__What to do__: Below are some entries; can you quote all of them exactly?

__Dataset records__:
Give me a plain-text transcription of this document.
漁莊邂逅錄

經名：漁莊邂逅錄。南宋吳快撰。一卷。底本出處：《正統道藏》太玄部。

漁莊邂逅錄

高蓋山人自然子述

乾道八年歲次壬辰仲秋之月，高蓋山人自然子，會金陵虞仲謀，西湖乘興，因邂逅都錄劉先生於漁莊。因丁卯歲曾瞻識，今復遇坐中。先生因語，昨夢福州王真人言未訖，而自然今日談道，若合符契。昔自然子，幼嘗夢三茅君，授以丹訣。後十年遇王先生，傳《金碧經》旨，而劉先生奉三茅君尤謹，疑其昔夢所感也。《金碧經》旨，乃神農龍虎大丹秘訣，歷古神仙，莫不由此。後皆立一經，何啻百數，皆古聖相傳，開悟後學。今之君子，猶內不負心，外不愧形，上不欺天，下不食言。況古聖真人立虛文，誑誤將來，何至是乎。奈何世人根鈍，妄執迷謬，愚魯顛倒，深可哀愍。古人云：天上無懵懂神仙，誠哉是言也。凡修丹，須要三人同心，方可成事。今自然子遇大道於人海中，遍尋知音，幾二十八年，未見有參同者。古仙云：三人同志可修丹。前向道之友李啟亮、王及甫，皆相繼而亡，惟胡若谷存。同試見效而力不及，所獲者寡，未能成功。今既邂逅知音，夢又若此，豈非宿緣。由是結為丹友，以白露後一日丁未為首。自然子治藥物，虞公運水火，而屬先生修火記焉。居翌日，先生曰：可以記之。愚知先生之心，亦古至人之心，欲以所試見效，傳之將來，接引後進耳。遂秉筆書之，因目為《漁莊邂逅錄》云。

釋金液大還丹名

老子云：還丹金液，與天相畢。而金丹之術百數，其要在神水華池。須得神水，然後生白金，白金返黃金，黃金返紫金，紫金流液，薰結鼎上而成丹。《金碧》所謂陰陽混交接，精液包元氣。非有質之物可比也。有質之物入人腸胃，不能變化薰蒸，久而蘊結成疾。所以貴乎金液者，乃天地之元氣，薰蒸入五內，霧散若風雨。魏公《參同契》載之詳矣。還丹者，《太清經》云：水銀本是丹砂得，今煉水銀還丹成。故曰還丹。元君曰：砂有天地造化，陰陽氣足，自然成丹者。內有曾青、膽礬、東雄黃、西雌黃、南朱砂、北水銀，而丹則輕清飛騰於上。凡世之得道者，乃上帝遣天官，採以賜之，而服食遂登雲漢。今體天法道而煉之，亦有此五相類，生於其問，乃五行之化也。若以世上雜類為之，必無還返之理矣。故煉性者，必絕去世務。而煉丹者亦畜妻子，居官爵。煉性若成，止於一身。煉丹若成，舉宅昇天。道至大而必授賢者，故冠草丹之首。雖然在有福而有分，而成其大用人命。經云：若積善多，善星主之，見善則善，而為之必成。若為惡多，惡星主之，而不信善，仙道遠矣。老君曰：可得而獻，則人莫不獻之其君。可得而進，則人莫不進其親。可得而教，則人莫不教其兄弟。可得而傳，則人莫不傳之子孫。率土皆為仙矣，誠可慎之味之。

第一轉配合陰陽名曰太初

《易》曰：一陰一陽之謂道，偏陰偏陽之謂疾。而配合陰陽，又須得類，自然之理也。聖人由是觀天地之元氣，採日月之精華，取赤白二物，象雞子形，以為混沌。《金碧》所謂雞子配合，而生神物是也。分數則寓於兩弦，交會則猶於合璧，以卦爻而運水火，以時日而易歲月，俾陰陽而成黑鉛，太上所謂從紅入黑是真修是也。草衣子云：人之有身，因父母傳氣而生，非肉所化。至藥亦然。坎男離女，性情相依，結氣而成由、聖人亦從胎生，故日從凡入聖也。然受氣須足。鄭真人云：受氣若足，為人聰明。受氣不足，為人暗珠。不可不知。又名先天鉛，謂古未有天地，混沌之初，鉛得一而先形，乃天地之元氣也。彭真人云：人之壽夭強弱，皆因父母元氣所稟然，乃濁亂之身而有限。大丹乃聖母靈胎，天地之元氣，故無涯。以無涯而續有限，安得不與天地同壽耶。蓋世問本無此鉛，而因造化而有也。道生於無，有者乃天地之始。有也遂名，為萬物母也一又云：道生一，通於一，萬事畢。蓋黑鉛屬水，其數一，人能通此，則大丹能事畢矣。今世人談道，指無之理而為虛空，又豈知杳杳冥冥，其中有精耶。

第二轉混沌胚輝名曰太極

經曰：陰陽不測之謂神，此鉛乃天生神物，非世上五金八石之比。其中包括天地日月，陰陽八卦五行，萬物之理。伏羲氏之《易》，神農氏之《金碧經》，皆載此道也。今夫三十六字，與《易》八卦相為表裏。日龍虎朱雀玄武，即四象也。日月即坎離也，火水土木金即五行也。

__Correct result__:
Give me a plain-text transcription of this document.
漁莊邂逅錄

經名：漁莊邂逅錄。南宋吳快撰。一卷。底本出處：《正統道藏》太玄部。

漁莊邂逅錄

高蓋山人自然子述

乾道八年歲次壬辰仲秋之月，高蓋山人自然子，會金陵虞仲謀，西湖乘興，因邂逅都錄劉先生於漁莊。因丁卯歲曾瞻識，今復遇坐中。先生因語，昨夢福州王真人言未訖，而自然今日談道，若合符契。昔自然子，幼嘗夢三茅君，授以丹訣。後十年遇王先生，傳《金碧經》旨，而劉先生奉三茅君尤謹，疑其昔夢所感也。《金碧經》旨，乃神農龍虎大丹秘訣，歷古神仙，莫不由此。後皆立一經，何啻百數，皆古聖相傳，開悟後學。今之君子，猶內不負心，外不愧形，上不欺天，下不食言。況古聖真人立虛文，誑誤將來，何至是乎。奈何世人根鈍，妄執迷謬，愚魯顛倒，深可哀愍。古人云：天上無懵懂神仙，誠哉是言也。凡修丹，須要三人同心，方可成事。今自然子遇大道於人海中，遍尋知音，幾二十八年，未見有參同者。古仙云：三人同志可修丹。前向道之友李啟亮、王及甫，皆相繼而亡，惟胡若谷存。同試見效而力不及，所獲者寡，未能成功。今既邂逅知音，夢又若此，豈非宿緣。由是結為丹友，以白露後一日丁未為首。自然子治藥物，虞公運水火，而屬先生修火記焉。居翌日，先生曰：可以記之。愚知先生之心，亦古至人之心，欲以所試見效，傳之將來，接引後進耳。遂秉筆書之，因目為《漁莊邂逅錄》云。

釋金液大還丹名

老子云：還丹金液，與天相畢。而金丹之術百數，其要在神水華池。須得神水，然後生白金，白金返黃金，黃金返紫金，紫金流液，薰結鼎上而成丹。《金碧》所謂陰陽混交接，精液包元氣。非有質之物可比也。有質之物入人腸胃，不能變化薰蒸，久而蘊結成疾。所以貴乎金液者，乃天地之元氣，薰蒸入五內，霧散若風雨。魏公《參同契》載之詳矣。還丹者，《太清經》云：水銀本是丹砂得，今煉水銀還丹成。故曰還丹。元君曰：砂有天地造化，陰陽氣足，自然成丹者。內有曾青、膽礬、東雄黃、西雌黃、南朱砂、北水銀，而丹則輕清飛騰於上。凡世之得道者，乃上帝遣天官，採以賜之，而服食遂登雲漢。今體天法道而煉之，亦有此五相類，生於其問，乃五行之化也。若以世上雜類為之，必無還返之理矣。故煉性者，必絕去世務。而煉丹者亦畜妻子，居官爵。煉性若成，止於一身。煉丹若成，舉宅昇天。道至大而必授賢者，故冠草丹之首。雖然在有福而有分，而成其大用人命。經云：若積善多，善星主之，見善則善，而為之必成。若為惡多，惡星主之，而不信善，仙道遠矣。老君曰：可得而獻，則人莫不獻之其君。可得而進，則人莫不進其親。可得而教，則人莫不教其兄弟。可得而傳，則人莫不傳之子孫。率土皆為仙矣，誠可慎之味之。

第一轉配合陰陽名曰太初

《易》曰：一陰一陽之謂道，偏陰偏陽之謂疾。而配合陰陽，又須得類，自然之理也。聖人由是觀天地之元氣，採日月之精華，取赤白二物，象雞子形，以為混沌。《金碧》所謂雞子配合，而生神物是也。分數則寓於兩弦，交會則猶於合璧，以卦爻而運水火，以時日而易歲月，俾陰陽而成黑鉛，太上所謂從紅入黑是真修是也。草衣子云：人之有身，因父母傳氣而生，非肉所化。至藥亦然。坎男離女，性情相依，結氣而成由、聖人亦從胎生，故日從凡入聖也。然受氣須足。鄭真人云：受氣若足，為人聰明。受氣不足，為人暗珠。不可不知。又名先天鉛，謂古未有天地，混沌之初，鉛得一而先形，乃天地之元氣也。彭真人云：人之壽夭強弱，皆因父母元氣所稟然，乃濁亂之身而有限。大丹乃聖母靈胎，天地之元氣，故無涯。以無涯而續有限，安得不與天地同壽耶。蓋世問本無此鉛，而因造化而有也。道生於無，有者乃天地之始。有也遂名，為萬物母也一又云：道生一，通於一，萬事畢。蓋黑鉛屬水，其數一，人能通此，則大丹能事畢矣。今世人談道，指無之理而為虛空，又豈知杳杳冥冥，其中有精耶。

第二轉混沌胚輝名曰太極

經曰：陰陽不測之謂神，此鉛乃天生神物，非世上五金八石之比。其中包括天地日月，陰陽八卦五行，萬物之理。伏羲氏之《易》，神農氏之《金碧經》，皆載此道也。今夫三十六字，與《易》八卦相為表裏。日龍虎朱雀玄武，即四象也。日月即坎離也，火水土木金即五行也。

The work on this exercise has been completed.